● Material for this exercise
------------------------------------------------------------
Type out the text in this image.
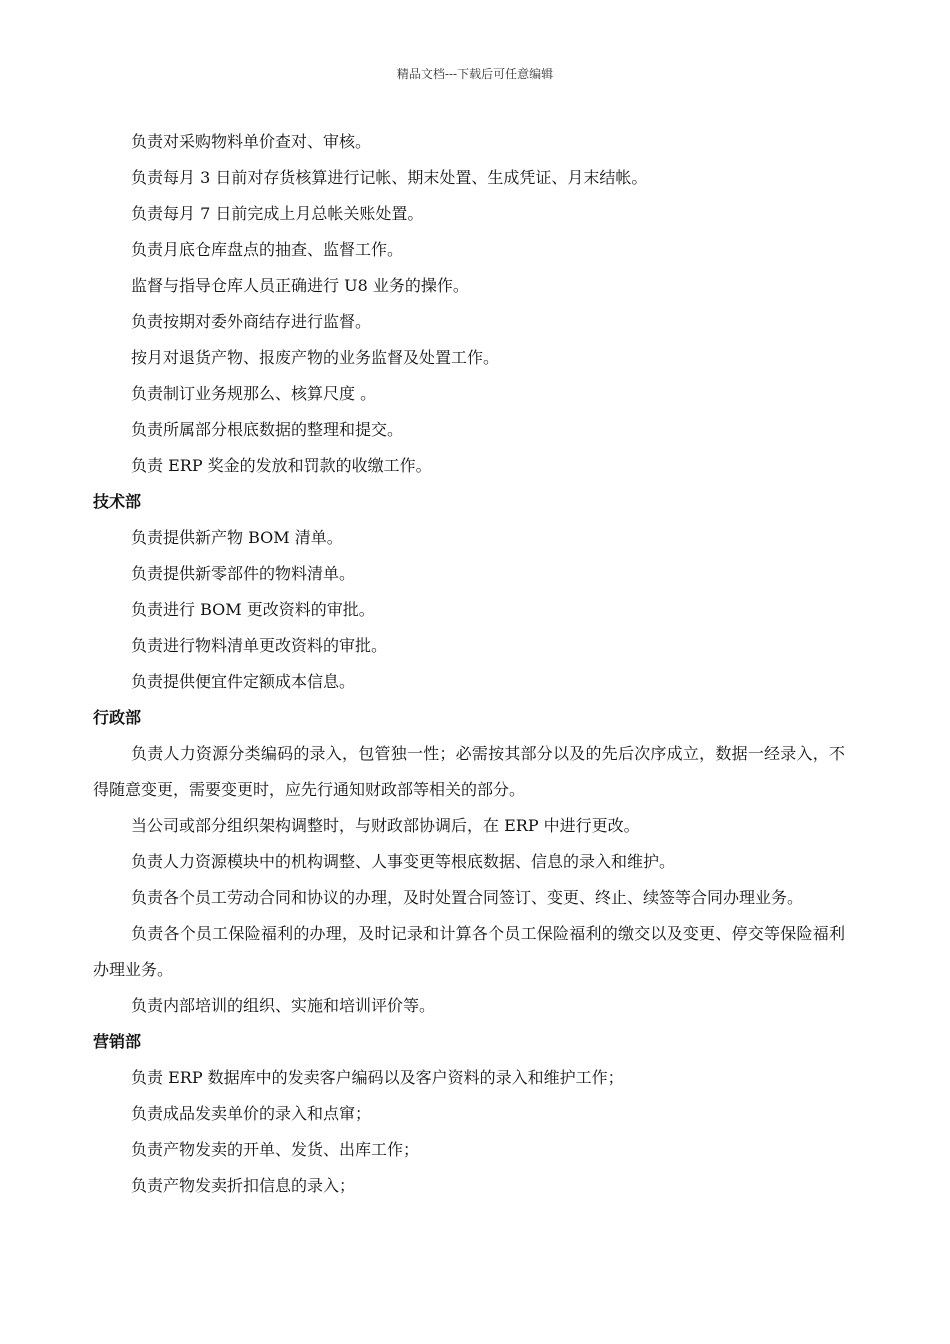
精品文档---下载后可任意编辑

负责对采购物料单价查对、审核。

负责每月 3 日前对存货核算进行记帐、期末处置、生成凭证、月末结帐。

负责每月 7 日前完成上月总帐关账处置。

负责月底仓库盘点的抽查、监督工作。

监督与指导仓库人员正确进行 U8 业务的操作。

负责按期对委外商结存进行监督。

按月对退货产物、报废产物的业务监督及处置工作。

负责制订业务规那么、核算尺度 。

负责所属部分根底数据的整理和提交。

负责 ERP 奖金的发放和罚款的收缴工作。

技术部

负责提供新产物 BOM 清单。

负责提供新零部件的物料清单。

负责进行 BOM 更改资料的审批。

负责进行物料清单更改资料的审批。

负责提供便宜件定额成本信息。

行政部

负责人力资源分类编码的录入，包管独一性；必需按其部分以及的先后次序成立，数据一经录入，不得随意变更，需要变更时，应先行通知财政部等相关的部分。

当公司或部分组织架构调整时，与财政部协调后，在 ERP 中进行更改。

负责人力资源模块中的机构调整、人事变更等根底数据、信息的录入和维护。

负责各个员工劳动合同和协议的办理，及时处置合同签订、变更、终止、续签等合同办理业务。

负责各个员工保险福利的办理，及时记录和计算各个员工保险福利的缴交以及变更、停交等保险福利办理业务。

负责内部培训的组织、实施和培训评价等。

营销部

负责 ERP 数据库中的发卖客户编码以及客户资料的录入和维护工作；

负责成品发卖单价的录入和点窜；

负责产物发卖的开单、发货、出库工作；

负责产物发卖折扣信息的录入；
------------------------------------------------------------
● Set problem
Return the material exactly as given, apart from the pictures.

● Finished task
Type out the text in this image.
精品文档---下载后可任意编辑

负责对采购物料单价查对、审核。

负责每月 3 日前对存货核算进行记帐、期末处置、生成凭证、月末结帐。

负责每月 7 日前完成上月总帐关账处置。

负责月底仓库盘点的抽查、监督工作。

监督与指导仓库人员正确进行 U8 业务的操作。

负责按期对委外商结存进行监督。

按月对退货产物、报废产物的业务监督及处置工作。

负责制订业务规那么、核算尺度 。

负责所属部分根底数据的整理和提交。

负责 ERP 奖金的发放和罚款的收缴工作。

技术部

负责提供新产物 BOM 清单。

负责提供新零部件的物料清单。

负责进行 BOM 更改资料的审批。

负责进行物料清单更改资料的审批。

负责提供便宜件定额成本信息。

行政部

负责人力资源分类编码的录入，包管独一性；必需按其部分以及的先后次序成立，数据一经录入，不得随意变更，需要变更时，应先行通知财政部等相关的部分。

当公司或部分组织架构调整时，与财政部协调后，在 ERP 中进行更改。

负责人力资源模块中的机构调整、人事变更等根底数据、信息的录入和维护。

负责各个员工劳动合同和协议的办理，及时处置合同签订、变更、终止、续签等合同办理业务。

负责各个员工保险福利的办理，及时记录和计算各个员工保险福利的缴交以及变更、停交等保险福利办理业务。

负责内部培训的组织、实施和培训评价等。

营销部

负责 ERP 数据库中的发卖客户编码以及客户资料的录入和维护工作；

负责成品发卖单价的录入和点窜；

负责产物发卖的开单、发货、出库工作；

负责产物发卖折扣信息的录入；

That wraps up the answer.